[Records that describe figures]

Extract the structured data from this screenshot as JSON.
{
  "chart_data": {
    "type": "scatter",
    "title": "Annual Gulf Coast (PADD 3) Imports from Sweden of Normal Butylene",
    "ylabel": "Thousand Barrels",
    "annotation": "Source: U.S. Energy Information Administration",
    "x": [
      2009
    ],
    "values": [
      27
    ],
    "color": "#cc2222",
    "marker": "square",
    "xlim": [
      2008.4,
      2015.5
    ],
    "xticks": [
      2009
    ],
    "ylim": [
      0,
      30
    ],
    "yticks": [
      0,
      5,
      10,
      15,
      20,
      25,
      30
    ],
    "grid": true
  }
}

◆ JOB
Extract all lines that hold the word "from".

◆ FULL ANSWER
Extract the structured data from this screenshot as JSON.
    "title": "Annual Gulf Coast (PADD 3) Imports from Sweden of Normal Butylene",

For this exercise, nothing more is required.